**GIVEN RECORDS:**

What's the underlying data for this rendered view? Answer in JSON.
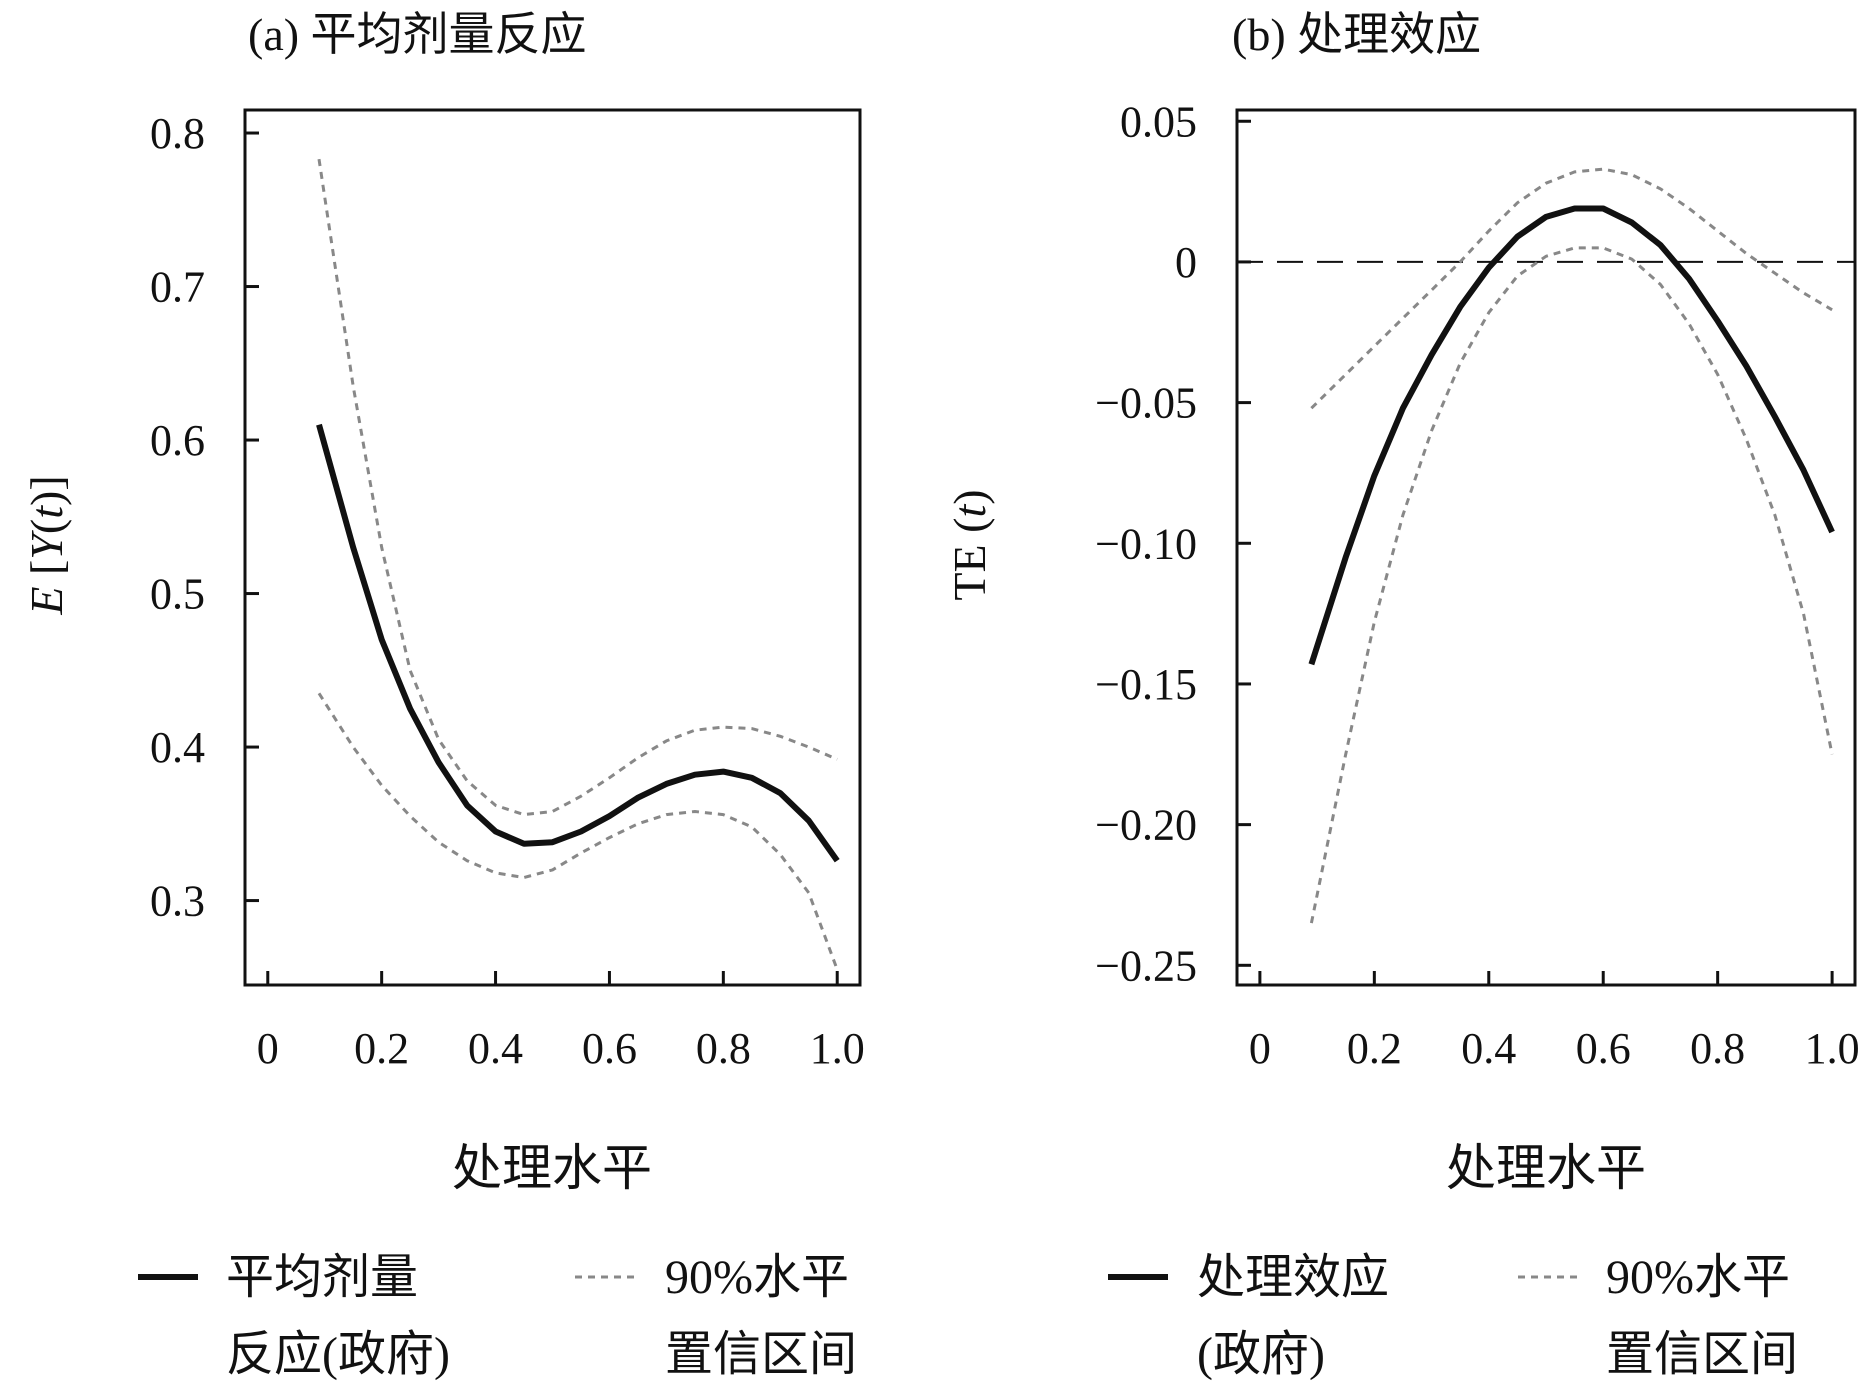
{
  "chart_data": [
    {
      "type": "line",
      "title": "(a) 平均剂量反应",
      "xlabel": "处理水平",
      "ylabel": "E [Y(t)]",
      "xlim": [
        -0.04,
        1.04
      ],
      "ylim": [
        0.245,
        0.815
      ],
      "xticks": [
        0,
        0.2,
        0.4,
        0.6,
        0.8,
        1.0
      ],
      "xtick_labels": [
        "0",
        "0.2",
        "0.4",
        "0.6",
        "0.8",
        "1.0"
      ],
      "yticks": [
        0.3,
        0.4,
        0.5,
        0.6,
        0.7,
        0.8
      ],
      "ytick_labels": [
        "0.3",
        "0.4",
        "0.5",
        "0.6",
        "0.7",
        "0.8"
      ],
      "series": [
        {
          "name": "平均剂量反应(政府)",
          "style": "solid",
          "color": "#111111",
          "x": [
            0.09,
            0.15,
            0.2,
            0.25,
            0.3,
            0.35,
            0.4,
            0.45,
            0.5,
            0.55,
            0.6,
            0.65,
            0.7,
            0.75,
            0.8,
            0.85,
            0.9,
            0.95,
            1.0
          ],
          "y": [
            0.61,
            0.53,
            0.47,
            0.425,
            0.39,
            0.362,
            0.345,
            0.337,
            0.338,
            0.345,
            0.355,
            0.367,
            0.376,
            0.382,
            0.384,
            0.38,
            0.37,
            0.352,
            0.326
          ]
        },
        {
          "name": "90%水平置信区间 upper",
          "style": "dotted",
          "color": "#888888",
          "x": [
            0.09,
            0.15,
            0.2,
            0.25,
            0.3,
            0.35,
            0.4,
            0.45,
            0.5,
            0.55,
            0.6,
            0.65,
            0.7,
            0.75,
            0.8,
            0.85,
            0.9,
            0.95,
            1.0
          ],
          "y": [
            0.783,
            0.635,
            0.53,
            0.45,
            0.405,
            0.378,
            0.362,
            0.356,
            0.358,
            0.368,
            0.38,
            0.393,
            0.404,
            0.411,
            0.413,
            0.412,
            0.407,
            0.4,
            0.392
          ]
        },
        {
          "name": "90%水平置信区间 lower",
          "style": "dotted",
          "color": "#888888",
          "x": [
            0.09,
            0.15,
            0.2,
            0.25,
            0.3,
            0.35,
            0.4,
            0.45,
            0.5,
            0.55,
            0.6,
            0.65,
            0.7,
            0.75,
            0.8,
            0.85,
            0.9,
            0.95,
            1.0
          ],
          "y": [
            0.435,
            0.4,
            0.375,
            0.355,
            0.338,
            0.326,
            0.318,
            0.315,
            0.32,
            0.331,
            0.341,
            0.35,
            0.356,
            0.358,
            0.356,
            0.348,
            0.33,
            0.305,
            0.255
          ]
        }
      ]
    },
    {
      "type": "line",
      "title": "(b) 处理效应",
      "xlabel": "处理水平",
      "ylabel": "TE (t)",
      "xlim": [
        -0.04,
        1.04
      ],
      "ylim": [
        -0.257,
        0.054
      ],
      "xticks": [
        0,
        0.2,
        0.4,
        0.6,
        0.8,
        1.0
      ],
      "xtick_labels": [
        "0",
        "0.2",
        "0.4",
        "0.6",
        "0.8",
        "1.0"
      ],
      "yticks": [
        -0.25,
        -0.2,
        -0.15,
        -0.1,
        -0.05,
        0,
        0.05
      ],
      "ytick_labels": [
        "−0.25",
        "−0.20",
        "−0.15",
        "−0.10",
        "−0.05",
        "0",
        "0.05"
      ],
      "reference_line": {
        "y": 0,
        "style": "dashed"
      },
      "series": [
        {
          "name": "处理效应(政府)",
          "style": "solid",
          "color": "#111111",
          "x": [
            0.09,
            0.15,
            0.2,
            0.25,
            0.3,
            0.35,
            0.4,
            0.45,
            0.5,
            0.55,
            0.6,
            0.65,
            0.7,
            0.75,
            0.8,
            0.85,
            0.9,
            0.95,
            1.0
          ],
          "y": [
            -0.143,
            -0.105,
            -0.076,
            -0.052,
            -0.033,
            -0.016,
            -0.002,
            0.009,
            0.016,
            0.019,
            0.019,
            0.014,
            0.006,
            -0.006,
            -0.021,
            -0.037,
            -0.055,
            -0.074,
            -0.096
          ]
        },
        {
          "name": "90%水平置信区间 upper",
          "style": "dotted",
          "color": "#888888",
          "x": [
            0.09,
            0.15,
            0.2,
            0.25,
            0.3,
            0.35,
            0.4,
            0.45,
            0.5,
            0.55,
            0.6,
            0.65,
            0.7,
            0.75,
            0.8,
            0.85,
            0.9,
            0.95,
            1.0
          ],
          "y": [
            -0.052,
            -0.04,
            -0.03,
            -0.02,
            -0.01,
            0.0,
            0.011,
            0.021,
            0.028,
            0.032,
            0.033,
            0.031,
            0.026,
            0.019,
            0.011,
            0.003,
            -0.004,
            -0.011,
            -0.017
          ]
        },
        {
          "name": "90%水平置信区间 lower",
          "style": "dotted",
          "color": "#888888",
          "x": [
            0.09,
            0.15,
            0.2,
            0.25,
            0.3,
            0.35,
            0.4,
            0.45,
            0.5,
            0.55,
            0.6,
            0.65,
            0.7,
            0.75,
            0.8,
            0.85,
            0.9,
            0.95,
            1.0
          ],
          "y": [
            -0.235,
            -0.175,
            -0.128,
            -0.09,
            -0.06,
            -0.036,
            -0.018,
            -0.005,
            0.002,
            0.005,
            0.005,
            0.001,
            -0.008,
            -0.022,
            -0.04,
            -0.063,
            -0.09,
            -0.125,
            -0.175
          ]
        }
      ]
    }
  ],
  "legends": [
    {
      "line_label": "平均剂量",
      "line_label_2": "反应(政府)",
      "ci_label": "90%水平",
      "ci_label_2": "置信区间"
    },
    {
      "line_label": "处理效应",
      "line_label_2": "(政府)",
      "ci_label": "90%水平",
      "ci_label_2": "置信区间"
    }
  ]
}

**PROBLEM TO WORK ON:** Quote the records above in full, dropping each picture.

**THE REPLY:**
What's the underlying data for this rendered view? Answer in JSON.
{
  "chart_data": [
    {
      "type": "line",
      "title": "(a) 平均剂量反应",
      "xlabel": "处理水平",
      "ylabel": "E [Y(t)]",
      "xlim": [
        -0.04,
        1.04
      ],
      "ylim": [
        0.245,
        0.815
      ],
      "xticks": [
        0,
        0.2,
        0.4,
        0.6,
        0.8,
        1.0
      ],
      "xtick_labels": [
        "0",
        "0.2",
        "0.4",
        "0.6",
        "0.8",
        "1.0"
      ],
      "yticks": [
        0.3,
        0.4,
        0.5,
        0.6,
        0.7,
        0.8
      ],
      "ytick_labels": [
        "0.3",
        "0.4",
        "0.5",
        "0.6",
        "0.7",
        "0.8"
      ],
      "series": [
        {
          "name": "平均剂量反应(政府)",
          "style": "solid",
          "color": "#111111",
          "x": [
            0.09,
            0.15,
            0.2,
            0.25,
            0.3,
            0.35,
            0.4,
            0.45,
            0.5,
            0.55,
            0.6,
            0.65,
            0.7,
            0.75,
            0.8,
            0.85,
            0.9,
            0.95,
            1.0
          ],
          "y": [
            0.61,
            0.53,
            0.47,
            0.425,
            0.39,
            0.362,
            0.345,
            0.337,
            0.338,
            0.345,
            0.355,
            0.367,
            0.376,
            0.382,
            0.384,
            0.38,
            0.37,
            0.352,
            0.326
          ]
        },
        {
          "name": "90%水平置信区间 upper",
          "style": "dotted",
          "color": "#888888",
          "x": [
            0.09,
            0.15,
            0.2,
            0.25,
            0.3,
            0.35,
            0.4,
            0.45,
            0.5,
            0.55,
            0.6,
            0.65,
            0.7,
            0.75,
            0.8,
            0.85,
            0.9,
            0.95,
            1.0
          ],
          "y": [
            0.783,
            0.635,
            0.53,
            0.45,
            0.405,
            0.378,
            0.362,
            0.356,
            0.358,
            0.368,
            0.38,
            0.393,
            0.404,
            0.411,
            0.413,
            0.412,
            0.407,
            0.4,
            0.392
          ]
        },
        {
          "name": "90%水平置信区间 lower",
          "style": "dotted",
          "color": "#888888",
          "x": [
            0.09,
            0.15,
            0.2,
            0.25,
            0.3,
            0.35,
            0.4,
            0.45,
            0.5,
            0.55,
            0.6,
            0.65,
            0.7,
            0.75,
            0.8,
            0.85,
            0.9,
            0.95,
            1.0
          ],
          "y": [
            0.435,
            0.4,
            0.375,
            0.355,
            0.338,
            0.326,
            0.318,
            0.315,
            0.32,
            0.331,
            0.341,
            0.35,
            0.356,
            0.358,
            0.356,
            0.348,
            0.33,
            0.305,
            0.255
          ]
        }
      ]
    },
    {
      "type": "line",
      "title": "(b) 处理效应",
      "xlabel": "处理水平",
      "ylabel": "TE (t)",
      "xlim": [
        -0.04,
        1.04
      ],
      "ylim": [
        -0.257,
        0.054
      ],
      "xticks": [
        0,
        0.2,
        0.4,
        0.6,
        0.8,
        1.0
      ],
      "xtick_labels": [
        "0",
        "0.2",
        "0.4",
        "0.6",
        "0.8",
        "1.0"
      ],
      "yticks": [
        -0.25,
        -0.2,
        -0.15,
        -0.1,
        -0.05,
        0,
        0.05
      ],
      "ytick_labels": [
        "−0.25",
        "−0.20",
        "−0.15",
        "−0.10",
        "−0.05",
        "0",
        "0.05"
      ],
      "reference_line": {
        "y": 0,
        "style": "dashed"
      },
      "series": [
        {
          "name": "处理效应(政府)",
          "style": "solid",
          "color": "#111111",
          "x": [
            0.09,
            0.15,
            0.2,
            0.25,
            0.3,
            0.35,
            0.4,
            0.45,
            0.5,
            0.55,
            0.6,
            0.65,
            0.7,
            0.75,
            0.8,
            0.85,
            0.9,
            0.95,
            1.0
          ],
          "y": [
            -0.143,
            -0.105,
            -0.076,
            -0.052,
            -0.033,
            -0.016,
            -0.002,
            0.009,
            0.016,
            0.019,
            0.019,
            0.014,
            0.006,
            -0.006,
            -0.021,
            -0.037,
            -0.055,
            -0.074,
            -0.096
          ]
        },
        {
          "name": "90%水平置信区间 upper",
          "style": "dotted",
          "color": "#888888",
          "x": [
            0.09,
            0.15,
            0.2,
            0.25,
            0.3,
            0.35,
            0.4,
            0.45,
            0.5,
            0.55,
            0.6,
            0.65,
            0.7,
            0.75,
            0.8,
            0.85,
            0.9,
            0.95,
            1.0
          ],
          "y": [
            -0.052,
            -0.04,
            -0.03,
            -0.02,
            -0.01,
            0.0,
            0.011,
            0.021,
            0.028,
            0.032,
            0.033,
            0.031,
            0.026,
            0.019,
            0.011,
            0.003,
            -0.004,
            -0.011,
            -0.017
          ]
        },
        {
          "name": "90%水平置信区间 lower",
          "style": "dotted",
          "color": "#888888",
          "x": [
            0.09,
            0.15,
            0.2,
            0.25,
            0.3,
            0.35,
            0.4,
            0.45,
            0.5,
            0.55,
            0.6,
            0.65,
            0.7,
            0.75,
            0.8,
            0.85,
            0.9,
            0.95,
            1.0
          ],
          "y": [
            -0.235,
            -0.175,
            -0.128,
            -0.09,
            -0.06,
            -0.036,
            -0.018,
            -0.005,
            0.002,
            0.005,
            0.005,
            0.001,
            -0.008,
            -0.022,
            -0.04,
            -0.063,
            -0.09,
            -0.125,
            -0.175
          ]
        }
      ]
    }
  ],
  "legends": [
    {
      "line_label": "平均剂量",
      "line_label_2": "反应(政府)",
      "ci_label": "90%水平",
      "ci_label_2": "置信区间"
    },
    {
      "line_label": "处理效应",
      "line_label_2": "(政府)",
      "ci_label": "90%水平",
      "ci_label_2": "置信区间"
    }
  ]
}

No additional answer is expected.